[START OF Entries]

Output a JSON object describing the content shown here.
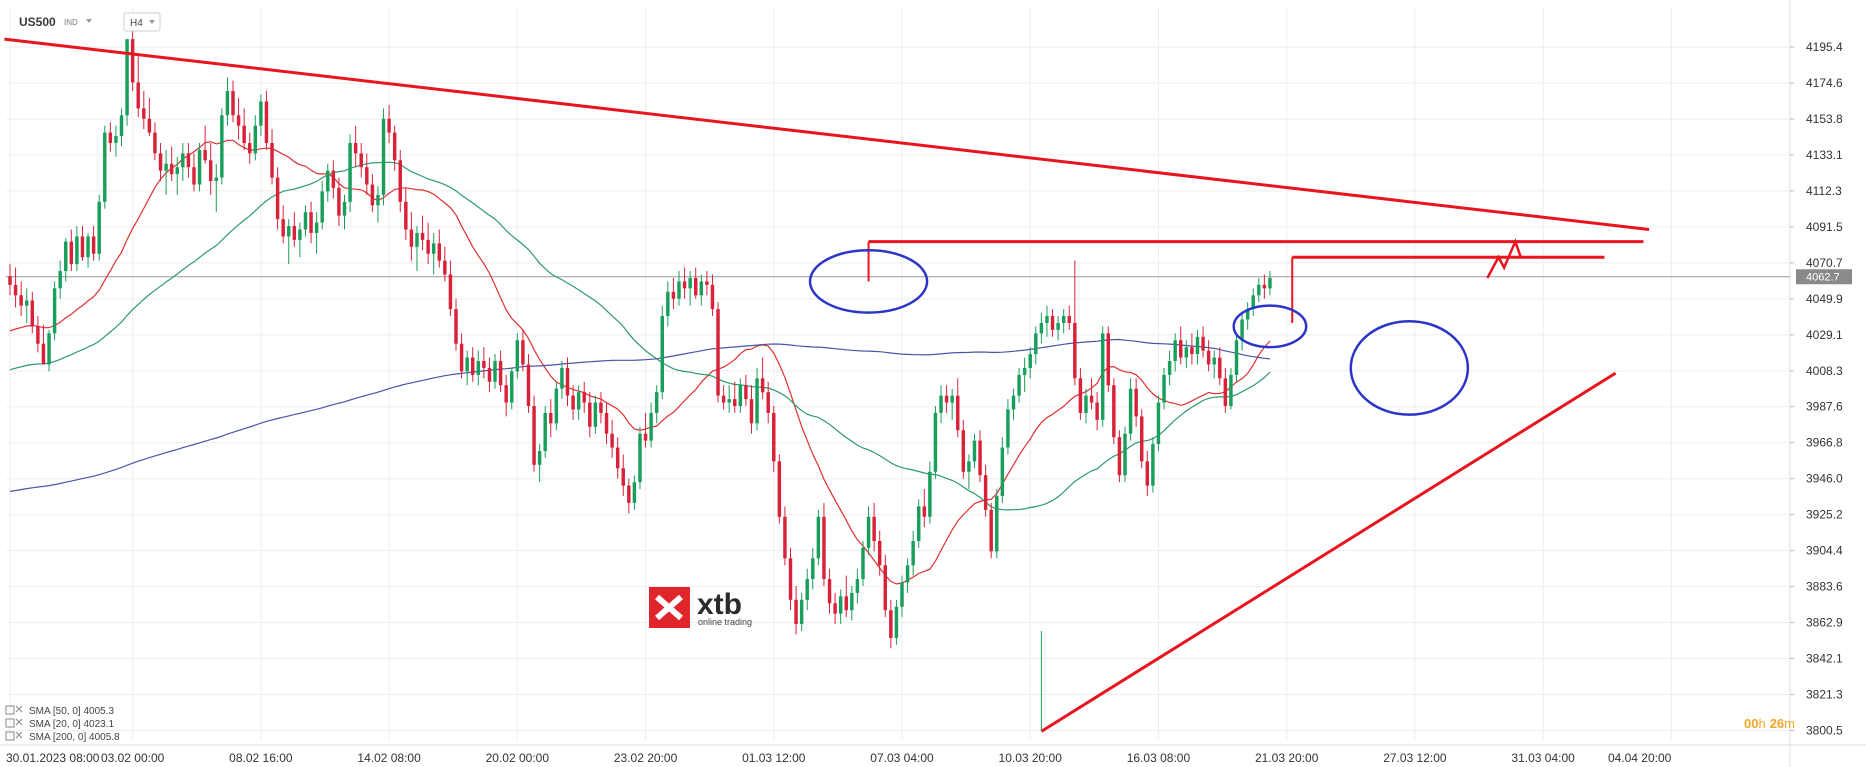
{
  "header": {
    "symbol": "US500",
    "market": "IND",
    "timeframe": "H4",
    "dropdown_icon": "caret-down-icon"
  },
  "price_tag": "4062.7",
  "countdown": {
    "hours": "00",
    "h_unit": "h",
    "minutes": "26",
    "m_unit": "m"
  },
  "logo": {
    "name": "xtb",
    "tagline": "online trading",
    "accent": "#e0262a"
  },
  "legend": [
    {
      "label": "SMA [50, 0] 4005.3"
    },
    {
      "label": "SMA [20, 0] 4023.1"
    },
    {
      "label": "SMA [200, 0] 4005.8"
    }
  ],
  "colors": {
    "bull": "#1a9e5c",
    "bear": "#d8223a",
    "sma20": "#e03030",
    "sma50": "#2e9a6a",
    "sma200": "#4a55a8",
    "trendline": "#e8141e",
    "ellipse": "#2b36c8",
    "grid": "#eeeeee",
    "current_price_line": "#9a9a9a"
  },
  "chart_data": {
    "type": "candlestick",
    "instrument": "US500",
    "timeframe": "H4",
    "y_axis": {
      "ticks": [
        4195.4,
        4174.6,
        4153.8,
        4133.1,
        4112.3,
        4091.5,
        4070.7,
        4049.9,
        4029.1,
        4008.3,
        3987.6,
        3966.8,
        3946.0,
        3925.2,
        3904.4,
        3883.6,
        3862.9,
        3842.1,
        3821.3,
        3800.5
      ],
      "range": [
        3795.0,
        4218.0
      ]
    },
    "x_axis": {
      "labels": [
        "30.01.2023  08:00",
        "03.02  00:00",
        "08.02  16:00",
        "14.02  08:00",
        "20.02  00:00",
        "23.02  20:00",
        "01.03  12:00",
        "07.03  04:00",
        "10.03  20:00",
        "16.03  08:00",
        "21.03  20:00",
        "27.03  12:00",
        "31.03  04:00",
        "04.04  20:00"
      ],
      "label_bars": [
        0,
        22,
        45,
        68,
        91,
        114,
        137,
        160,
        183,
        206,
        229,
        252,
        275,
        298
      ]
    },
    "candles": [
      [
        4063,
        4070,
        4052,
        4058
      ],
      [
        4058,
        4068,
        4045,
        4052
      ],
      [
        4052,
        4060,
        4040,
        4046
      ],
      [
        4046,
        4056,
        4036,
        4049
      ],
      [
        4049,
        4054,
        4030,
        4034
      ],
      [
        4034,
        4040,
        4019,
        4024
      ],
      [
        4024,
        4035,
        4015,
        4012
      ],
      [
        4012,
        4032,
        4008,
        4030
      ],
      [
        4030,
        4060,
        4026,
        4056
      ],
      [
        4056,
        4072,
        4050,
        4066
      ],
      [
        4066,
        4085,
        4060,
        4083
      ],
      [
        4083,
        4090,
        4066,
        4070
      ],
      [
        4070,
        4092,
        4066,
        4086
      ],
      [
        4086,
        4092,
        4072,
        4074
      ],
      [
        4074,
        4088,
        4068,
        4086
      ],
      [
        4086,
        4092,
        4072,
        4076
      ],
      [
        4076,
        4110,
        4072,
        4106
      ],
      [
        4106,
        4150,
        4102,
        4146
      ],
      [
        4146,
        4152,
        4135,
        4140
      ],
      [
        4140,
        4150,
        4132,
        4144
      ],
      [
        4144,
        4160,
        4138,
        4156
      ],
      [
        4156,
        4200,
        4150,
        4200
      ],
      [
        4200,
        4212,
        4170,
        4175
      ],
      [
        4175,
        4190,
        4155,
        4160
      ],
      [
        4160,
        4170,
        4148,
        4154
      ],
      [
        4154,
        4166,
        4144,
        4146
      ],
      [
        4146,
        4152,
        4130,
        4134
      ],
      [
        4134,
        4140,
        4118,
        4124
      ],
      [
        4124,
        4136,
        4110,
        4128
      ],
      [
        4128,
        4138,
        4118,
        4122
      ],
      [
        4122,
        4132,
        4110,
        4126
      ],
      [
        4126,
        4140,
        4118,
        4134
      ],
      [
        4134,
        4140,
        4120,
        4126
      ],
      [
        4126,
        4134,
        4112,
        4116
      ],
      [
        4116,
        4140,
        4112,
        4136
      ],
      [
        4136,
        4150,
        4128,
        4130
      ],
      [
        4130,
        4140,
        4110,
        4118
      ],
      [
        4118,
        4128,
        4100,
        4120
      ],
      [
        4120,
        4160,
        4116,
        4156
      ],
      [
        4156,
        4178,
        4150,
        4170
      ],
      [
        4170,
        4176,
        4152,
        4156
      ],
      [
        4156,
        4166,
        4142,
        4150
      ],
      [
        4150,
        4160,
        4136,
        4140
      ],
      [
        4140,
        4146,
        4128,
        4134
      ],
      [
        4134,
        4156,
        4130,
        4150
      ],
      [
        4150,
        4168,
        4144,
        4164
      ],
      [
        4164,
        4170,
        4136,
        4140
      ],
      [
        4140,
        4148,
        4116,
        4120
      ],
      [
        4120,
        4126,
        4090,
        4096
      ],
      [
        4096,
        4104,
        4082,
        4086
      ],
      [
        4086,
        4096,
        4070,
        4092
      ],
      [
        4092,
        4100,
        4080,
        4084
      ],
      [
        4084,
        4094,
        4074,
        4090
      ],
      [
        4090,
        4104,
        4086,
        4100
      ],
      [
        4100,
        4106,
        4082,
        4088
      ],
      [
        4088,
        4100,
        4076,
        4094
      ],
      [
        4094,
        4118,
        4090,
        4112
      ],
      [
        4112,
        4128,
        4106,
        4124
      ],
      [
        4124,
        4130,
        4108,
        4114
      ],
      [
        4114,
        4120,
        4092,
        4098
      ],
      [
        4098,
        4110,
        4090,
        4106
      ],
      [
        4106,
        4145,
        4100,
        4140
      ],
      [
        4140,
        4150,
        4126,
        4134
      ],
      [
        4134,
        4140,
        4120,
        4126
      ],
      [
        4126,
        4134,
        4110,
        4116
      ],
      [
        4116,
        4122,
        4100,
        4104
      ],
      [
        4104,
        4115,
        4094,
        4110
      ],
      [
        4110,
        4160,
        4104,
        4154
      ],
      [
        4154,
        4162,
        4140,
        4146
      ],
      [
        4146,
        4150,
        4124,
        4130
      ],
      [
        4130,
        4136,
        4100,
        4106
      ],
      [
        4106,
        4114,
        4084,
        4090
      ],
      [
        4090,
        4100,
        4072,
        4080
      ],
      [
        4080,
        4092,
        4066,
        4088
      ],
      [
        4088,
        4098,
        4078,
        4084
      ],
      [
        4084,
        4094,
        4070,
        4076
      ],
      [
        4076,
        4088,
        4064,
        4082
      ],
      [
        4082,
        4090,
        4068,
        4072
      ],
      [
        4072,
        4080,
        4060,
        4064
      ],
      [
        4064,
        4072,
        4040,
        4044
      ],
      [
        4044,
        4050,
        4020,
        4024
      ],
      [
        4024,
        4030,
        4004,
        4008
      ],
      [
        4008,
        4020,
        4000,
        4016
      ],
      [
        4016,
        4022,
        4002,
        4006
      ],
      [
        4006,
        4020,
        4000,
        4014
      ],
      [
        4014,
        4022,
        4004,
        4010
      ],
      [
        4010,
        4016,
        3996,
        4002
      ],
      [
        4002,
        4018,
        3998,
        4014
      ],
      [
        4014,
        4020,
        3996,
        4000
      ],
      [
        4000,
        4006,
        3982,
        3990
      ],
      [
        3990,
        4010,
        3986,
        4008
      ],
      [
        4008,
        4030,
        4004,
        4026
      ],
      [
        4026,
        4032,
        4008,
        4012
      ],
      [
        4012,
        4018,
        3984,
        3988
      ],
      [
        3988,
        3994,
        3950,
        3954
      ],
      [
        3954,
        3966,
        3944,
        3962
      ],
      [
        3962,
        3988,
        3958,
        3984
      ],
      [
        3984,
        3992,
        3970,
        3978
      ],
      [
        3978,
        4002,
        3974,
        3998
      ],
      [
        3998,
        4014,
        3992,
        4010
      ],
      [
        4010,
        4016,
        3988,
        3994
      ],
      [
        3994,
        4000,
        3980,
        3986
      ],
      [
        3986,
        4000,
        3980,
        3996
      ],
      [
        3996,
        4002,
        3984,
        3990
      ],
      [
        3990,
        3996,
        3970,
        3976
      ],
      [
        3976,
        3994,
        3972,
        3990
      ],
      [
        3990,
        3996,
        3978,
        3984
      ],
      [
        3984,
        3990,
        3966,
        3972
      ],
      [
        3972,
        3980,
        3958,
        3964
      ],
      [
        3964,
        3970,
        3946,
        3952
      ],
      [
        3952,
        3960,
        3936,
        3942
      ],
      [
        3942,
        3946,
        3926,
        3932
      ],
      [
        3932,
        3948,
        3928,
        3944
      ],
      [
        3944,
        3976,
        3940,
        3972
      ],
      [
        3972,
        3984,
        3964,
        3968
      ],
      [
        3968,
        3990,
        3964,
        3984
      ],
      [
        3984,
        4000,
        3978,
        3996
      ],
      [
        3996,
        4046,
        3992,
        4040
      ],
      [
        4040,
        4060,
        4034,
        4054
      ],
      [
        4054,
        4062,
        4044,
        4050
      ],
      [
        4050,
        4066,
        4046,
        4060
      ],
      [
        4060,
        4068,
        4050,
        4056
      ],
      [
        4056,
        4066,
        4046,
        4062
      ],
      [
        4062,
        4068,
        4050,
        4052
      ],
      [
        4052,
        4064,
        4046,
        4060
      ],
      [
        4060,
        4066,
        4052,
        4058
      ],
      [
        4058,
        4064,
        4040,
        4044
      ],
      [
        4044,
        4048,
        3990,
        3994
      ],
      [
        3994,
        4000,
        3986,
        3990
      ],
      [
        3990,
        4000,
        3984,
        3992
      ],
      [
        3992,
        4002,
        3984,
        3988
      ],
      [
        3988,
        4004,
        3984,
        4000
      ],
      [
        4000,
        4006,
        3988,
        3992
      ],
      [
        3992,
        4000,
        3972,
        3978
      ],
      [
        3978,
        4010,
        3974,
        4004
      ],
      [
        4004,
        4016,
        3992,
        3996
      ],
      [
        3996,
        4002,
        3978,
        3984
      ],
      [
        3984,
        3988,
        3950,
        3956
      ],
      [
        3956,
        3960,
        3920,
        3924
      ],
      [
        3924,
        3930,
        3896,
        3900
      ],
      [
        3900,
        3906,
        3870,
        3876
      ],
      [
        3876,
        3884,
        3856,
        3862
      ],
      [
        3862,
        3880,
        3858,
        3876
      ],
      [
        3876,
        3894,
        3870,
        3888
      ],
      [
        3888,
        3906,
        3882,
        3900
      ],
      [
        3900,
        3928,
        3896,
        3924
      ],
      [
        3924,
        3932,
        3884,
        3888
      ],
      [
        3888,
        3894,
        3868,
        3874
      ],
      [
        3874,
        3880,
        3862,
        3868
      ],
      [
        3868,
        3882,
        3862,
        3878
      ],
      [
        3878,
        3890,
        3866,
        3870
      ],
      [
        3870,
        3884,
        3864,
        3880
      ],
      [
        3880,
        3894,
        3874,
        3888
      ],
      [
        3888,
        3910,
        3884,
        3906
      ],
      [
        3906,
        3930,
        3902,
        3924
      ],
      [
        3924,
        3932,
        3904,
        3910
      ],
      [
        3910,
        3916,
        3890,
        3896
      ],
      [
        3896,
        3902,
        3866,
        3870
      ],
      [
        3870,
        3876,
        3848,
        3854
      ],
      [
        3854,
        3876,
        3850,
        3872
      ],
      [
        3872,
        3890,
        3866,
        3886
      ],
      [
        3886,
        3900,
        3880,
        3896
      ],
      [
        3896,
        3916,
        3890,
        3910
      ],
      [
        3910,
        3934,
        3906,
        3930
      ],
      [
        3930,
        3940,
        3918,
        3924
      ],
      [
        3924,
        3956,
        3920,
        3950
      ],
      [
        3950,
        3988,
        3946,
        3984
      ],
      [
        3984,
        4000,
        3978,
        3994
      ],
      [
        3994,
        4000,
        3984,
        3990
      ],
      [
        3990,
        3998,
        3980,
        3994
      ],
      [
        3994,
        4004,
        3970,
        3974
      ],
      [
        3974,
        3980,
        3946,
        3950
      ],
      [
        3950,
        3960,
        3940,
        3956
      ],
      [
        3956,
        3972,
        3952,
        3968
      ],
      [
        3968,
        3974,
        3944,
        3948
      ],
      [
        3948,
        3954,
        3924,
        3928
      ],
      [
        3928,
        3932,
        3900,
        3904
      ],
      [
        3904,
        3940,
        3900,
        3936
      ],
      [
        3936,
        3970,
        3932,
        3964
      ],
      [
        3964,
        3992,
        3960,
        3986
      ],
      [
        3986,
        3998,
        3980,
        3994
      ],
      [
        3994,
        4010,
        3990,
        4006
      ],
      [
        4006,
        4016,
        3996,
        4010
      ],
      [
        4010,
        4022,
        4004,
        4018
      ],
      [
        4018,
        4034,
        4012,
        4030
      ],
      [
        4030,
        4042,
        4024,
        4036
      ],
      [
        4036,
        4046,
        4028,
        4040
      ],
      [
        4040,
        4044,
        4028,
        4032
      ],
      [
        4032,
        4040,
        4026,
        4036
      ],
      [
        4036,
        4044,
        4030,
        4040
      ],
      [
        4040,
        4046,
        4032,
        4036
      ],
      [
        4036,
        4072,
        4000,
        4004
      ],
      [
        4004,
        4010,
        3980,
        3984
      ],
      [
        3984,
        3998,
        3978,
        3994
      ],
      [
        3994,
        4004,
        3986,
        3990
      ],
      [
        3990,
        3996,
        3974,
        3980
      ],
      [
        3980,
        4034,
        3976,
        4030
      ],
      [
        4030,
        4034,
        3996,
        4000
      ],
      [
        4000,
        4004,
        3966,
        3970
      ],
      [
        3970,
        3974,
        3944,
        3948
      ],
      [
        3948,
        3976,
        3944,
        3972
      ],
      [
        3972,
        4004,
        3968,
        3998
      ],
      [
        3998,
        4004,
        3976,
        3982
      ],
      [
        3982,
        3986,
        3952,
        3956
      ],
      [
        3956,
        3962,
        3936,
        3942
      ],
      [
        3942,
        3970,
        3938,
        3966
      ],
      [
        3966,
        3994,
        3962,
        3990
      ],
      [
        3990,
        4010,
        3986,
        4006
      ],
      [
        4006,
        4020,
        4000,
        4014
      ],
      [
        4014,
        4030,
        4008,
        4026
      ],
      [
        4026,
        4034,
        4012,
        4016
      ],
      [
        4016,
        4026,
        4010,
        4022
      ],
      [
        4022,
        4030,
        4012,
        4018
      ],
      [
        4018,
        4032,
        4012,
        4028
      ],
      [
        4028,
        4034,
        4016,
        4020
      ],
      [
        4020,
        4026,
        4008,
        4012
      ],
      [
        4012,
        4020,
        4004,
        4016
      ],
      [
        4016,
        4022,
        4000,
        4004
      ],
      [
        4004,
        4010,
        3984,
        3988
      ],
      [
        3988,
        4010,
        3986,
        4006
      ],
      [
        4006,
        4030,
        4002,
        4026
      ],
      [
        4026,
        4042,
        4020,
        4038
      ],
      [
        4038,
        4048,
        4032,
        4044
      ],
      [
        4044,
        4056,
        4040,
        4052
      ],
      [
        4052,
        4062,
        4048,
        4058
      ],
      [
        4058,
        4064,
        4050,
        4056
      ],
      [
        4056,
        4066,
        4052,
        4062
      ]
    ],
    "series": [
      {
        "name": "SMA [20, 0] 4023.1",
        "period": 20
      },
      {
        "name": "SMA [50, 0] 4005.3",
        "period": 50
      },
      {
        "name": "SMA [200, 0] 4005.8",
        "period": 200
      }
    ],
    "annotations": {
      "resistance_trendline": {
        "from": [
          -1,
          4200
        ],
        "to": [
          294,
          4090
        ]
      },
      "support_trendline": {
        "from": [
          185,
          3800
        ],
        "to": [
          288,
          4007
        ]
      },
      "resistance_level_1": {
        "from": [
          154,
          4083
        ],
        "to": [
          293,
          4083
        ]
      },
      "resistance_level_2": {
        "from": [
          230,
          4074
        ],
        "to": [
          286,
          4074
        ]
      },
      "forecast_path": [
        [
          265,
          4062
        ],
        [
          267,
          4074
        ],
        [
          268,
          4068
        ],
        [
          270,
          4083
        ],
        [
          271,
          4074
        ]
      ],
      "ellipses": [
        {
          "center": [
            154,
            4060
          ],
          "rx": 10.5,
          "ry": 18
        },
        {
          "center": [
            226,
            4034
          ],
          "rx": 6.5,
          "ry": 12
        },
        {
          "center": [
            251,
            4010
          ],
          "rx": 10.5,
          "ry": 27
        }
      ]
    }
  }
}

[END OF Entries]

The request: Provide only the number of lines in the records containing the string "name".

Solution for this exercise: 4